Testo fornito
● ● ● ● ●

Post n°71 pubblicato il 11 Luglio 2011 da ag.tolentino

E’ molto bello ritrovarsi qui, in questo luogo che per molti di noi ha qualcosa a che fare con il concetto di casa. E’ bello e gravoso allo stesso tempo. Perché se chiudo gli occhi posso immaginare i volti, le battaglie, le speranze, le sofferenze, le vittorie e le sconfitte che sono passati da questo piazzale, e hanno fatto la storia della destra italiana. Bello e gravoso perché oggi è come se gli occhi di tutte le persone che hanno costruito quel percorso fossero puntati su di noi, e si aspettassero una risposta chiara e definitiva alla domanda: c’è ancora spazio per noi nella vicenda politica italiana? E come si interpreta e si rilancia questa nostra identità, nel popolo della libertà e nel centrodestra?

● ● ● ● ●

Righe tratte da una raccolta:
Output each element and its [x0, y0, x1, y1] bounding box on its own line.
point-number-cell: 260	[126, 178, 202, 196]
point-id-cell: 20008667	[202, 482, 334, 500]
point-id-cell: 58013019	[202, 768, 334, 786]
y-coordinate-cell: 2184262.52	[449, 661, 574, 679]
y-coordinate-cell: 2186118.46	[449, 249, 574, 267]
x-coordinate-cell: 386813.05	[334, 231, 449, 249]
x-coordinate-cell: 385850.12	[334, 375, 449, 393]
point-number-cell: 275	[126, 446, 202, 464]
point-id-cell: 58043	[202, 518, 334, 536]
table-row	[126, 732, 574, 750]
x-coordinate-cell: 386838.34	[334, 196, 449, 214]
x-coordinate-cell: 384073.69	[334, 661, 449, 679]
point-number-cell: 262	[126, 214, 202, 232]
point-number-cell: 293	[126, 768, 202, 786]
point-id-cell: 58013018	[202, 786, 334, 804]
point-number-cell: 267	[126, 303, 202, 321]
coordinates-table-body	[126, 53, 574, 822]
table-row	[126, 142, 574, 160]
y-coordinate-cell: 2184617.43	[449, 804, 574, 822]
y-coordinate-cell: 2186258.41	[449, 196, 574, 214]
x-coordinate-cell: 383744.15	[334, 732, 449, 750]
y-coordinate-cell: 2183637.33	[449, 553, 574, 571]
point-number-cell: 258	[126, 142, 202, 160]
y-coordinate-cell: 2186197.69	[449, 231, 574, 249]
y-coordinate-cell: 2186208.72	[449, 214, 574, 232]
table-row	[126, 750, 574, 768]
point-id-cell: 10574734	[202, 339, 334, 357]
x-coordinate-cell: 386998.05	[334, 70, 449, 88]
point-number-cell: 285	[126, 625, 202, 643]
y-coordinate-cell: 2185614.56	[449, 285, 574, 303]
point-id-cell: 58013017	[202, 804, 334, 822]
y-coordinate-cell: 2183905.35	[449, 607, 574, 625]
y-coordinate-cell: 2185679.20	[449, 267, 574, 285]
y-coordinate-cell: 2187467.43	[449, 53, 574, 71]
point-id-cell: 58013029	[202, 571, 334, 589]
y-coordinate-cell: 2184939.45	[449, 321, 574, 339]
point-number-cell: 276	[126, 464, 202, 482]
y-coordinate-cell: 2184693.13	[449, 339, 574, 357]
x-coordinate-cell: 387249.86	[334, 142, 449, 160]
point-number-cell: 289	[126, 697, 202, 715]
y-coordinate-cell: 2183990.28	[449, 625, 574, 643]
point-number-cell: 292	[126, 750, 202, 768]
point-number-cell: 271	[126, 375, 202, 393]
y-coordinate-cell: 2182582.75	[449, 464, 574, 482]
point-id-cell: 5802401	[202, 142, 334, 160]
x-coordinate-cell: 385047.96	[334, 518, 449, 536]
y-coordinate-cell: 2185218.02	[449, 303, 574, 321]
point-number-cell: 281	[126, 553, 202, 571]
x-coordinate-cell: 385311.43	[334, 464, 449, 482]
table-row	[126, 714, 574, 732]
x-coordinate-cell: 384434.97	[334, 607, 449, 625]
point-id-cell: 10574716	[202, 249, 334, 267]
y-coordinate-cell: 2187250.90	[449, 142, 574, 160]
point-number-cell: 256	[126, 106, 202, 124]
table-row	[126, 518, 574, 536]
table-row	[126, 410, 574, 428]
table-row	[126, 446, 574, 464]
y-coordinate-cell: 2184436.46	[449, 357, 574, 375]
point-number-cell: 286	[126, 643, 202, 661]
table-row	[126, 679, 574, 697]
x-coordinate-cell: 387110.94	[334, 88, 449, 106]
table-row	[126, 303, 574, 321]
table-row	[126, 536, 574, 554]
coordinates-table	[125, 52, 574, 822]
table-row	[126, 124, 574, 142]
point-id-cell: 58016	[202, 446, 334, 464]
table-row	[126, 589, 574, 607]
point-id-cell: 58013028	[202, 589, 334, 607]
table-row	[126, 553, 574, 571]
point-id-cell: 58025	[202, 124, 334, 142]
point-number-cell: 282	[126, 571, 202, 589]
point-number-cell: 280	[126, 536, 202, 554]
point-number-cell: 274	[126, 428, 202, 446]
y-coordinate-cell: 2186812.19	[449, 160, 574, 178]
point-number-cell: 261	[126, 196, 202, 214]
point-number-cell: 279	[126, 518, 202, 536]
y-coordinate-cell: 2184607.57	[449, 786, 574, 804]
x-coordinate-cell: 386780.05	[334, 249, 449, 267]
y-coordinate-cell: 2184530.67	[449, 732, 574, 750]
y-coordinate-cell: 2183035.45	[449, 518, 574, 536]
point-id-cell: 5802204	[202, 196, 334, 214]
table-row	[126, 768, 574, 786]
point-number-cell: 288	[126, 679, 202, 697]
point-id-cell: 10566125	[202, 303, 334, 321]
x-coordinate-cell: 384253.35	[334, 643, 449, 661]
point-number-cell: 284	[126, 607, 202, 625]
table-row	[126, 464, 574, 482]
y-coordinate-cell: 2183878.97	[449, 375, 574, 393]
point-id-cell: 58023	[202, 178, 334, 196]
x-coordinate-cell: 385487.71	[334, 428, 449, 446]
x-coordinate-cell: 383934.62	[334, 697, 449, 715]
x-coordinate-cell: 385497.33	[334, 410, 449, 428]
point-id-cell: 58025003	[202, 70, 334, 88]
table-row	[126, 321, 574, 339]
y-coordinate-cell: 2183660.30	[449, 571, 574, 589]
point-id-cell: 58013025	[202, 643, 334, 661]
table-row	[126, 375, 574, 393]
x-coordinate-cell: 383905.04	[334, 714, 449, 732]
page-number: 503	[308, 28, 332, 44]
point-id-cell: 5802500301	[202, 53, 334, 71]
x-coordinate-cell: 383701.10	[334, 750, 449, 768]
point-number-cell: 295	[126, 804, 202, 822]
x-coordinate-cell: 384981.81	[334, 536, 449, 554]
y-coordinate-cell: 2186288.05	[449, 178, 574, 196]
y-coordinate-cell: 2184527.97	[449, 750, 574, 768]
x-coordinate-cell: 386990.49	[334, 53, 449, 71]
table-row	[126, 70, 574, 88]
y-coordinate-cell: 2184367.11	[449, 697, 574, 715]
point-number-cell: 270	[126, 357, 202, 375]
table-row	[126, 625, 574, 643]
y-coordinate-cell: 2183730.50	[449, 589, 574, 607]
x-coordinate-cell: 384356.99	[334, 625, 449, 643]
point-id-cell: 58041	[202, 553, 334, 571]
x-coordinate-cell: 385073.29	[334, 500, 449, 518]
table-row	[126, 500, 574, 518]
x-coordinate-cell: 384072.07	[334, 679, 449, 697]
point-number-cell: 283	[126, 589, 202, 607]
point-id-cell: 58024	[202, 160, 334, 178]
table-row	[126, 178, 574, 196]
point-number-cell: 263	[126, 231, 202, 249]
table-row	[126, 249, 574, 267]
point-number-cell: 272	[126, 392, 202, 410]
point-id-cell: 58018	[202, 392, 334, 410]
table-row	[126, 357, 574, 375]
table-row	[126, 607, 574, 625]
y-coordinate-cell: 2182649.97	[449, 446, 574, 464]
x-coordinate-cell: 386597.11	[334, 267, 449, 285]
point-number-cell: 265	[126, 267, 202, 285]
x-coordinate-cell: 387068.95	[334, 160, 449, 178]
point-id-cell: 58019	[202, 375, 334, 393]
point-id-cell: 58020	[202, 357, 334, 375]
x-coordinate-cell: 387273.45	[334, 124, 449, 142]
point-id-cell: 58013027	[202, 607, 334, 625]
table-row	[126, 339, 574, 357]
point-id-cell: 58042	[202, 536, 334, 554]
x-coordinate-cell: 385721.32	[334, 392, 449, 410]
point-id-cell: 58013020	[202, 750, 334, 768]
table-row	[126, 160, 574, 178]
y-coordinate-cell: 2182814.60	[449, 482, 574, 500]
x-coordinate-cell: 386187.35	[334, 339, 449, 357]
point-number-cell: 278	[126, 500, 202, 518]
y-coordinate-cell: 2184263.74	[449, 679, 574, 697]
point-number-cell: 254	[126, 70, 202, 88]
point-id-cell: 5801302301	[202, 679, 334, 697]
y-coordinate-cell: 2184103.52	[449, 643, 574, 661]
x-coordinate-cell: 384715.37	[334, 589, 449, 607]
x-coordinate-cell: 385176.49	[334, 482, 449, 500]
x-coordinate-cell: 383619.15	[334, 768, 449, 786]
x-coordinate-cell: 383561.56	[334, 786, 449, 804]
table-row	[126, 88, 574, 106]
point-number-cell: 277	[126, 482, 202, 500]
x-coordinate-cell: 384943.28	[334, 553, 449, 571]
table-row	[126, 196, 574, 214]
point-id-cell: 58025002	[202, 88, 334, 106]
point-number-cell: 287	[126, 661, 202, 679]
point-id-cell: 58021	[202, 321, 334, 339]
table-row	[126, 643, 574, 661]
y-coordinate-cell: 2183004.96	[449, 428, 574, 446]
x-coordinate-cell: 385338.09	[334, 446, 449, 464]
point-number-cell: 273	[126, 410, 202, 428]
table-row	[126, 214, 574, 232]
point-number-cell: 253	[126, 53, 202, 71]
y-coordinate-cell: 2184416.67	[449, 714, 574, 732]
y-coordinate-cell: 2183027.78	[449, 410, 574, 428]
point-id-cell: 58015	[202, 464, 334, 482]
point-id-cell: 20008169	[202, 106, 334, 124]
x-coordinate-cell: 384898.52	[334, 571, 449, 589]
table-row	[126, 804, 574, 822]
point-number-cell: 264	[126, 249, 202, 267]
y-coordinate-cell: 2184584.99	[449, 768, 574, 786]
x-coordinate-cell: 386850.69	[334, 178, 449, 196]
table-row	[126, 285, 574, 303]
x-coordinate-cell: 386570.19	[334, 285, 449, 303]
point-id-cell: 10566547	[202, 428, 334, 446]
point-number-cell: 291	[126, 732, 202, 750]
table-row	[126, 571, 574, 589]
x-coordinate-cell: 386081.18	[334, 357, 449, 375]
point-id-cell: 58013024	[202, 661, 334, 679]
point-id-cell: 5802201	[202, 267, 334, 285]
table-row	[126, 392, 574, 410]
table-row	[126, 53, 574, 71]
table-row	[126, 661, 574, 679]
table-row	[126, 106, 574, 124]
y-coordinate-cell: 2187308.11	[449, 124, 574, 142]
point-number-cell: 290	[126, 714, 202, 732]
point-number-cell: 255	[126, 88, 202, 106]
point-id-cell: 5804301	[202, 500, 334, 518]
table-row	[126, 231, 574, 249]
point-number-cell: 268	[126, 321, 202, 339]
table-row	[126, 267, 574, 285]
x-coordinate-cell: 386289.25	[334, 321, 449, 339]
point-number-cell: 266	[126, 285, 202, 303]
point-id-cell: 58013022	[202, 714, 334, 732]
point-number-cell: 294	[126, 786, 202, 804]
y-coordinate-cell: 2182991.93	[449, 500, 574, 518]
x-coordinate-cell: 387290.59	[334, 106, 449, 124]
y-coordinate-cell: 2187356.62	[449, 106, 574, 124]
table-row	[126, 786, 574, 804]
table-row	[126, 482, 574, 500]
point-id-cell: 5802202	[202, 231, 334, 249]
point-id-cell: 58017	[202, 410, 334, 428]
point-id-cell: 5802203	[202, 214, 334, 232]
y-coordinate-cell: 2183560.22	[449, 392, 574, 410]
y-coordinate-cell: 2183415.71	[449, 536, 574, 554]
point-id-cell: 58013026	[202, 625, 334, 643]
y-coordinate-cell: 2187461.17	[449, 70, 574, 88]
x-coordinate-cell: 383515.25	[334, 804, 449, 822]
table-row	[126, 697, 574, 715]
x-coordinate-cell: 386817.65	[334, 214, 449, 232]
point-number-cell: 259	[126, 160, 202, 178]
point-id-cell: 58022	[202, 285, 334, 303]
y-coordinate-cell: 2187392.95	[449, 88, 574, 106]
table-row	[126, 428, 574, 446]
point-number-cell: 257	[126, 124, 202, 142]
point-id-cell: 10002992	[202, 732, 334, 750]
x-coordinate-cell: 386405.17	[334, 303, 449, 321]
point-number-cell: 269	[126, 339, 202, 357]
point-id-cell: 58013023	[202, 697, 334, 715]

● ● ● ● ●

Esercizio breve
Secondo il testo fornito, perché ritrovarsi in quel luogo è non solo bello ma anche gravoso? Rispondi con una, due o tre frasi. Le righe sono materiale distinto dal testo.

La risposta
È gravoso perché, chiudendo gli occhi, si possono immaginare i volti, le battaglie, le speranze, le sofferenze, le vittorie e le sconfitte passati da quel piazzale, che hanno fatto la storia della destra italiana. Inoltre è come se gli occhi di tutte le persone che hanno costruito quel percorso fossero puntati su chi parla e sui presenti, in attesa di una risposta chiara e definitiva. La domanda è se ci sia ancora spazio per loro nella vicenda politica italiana.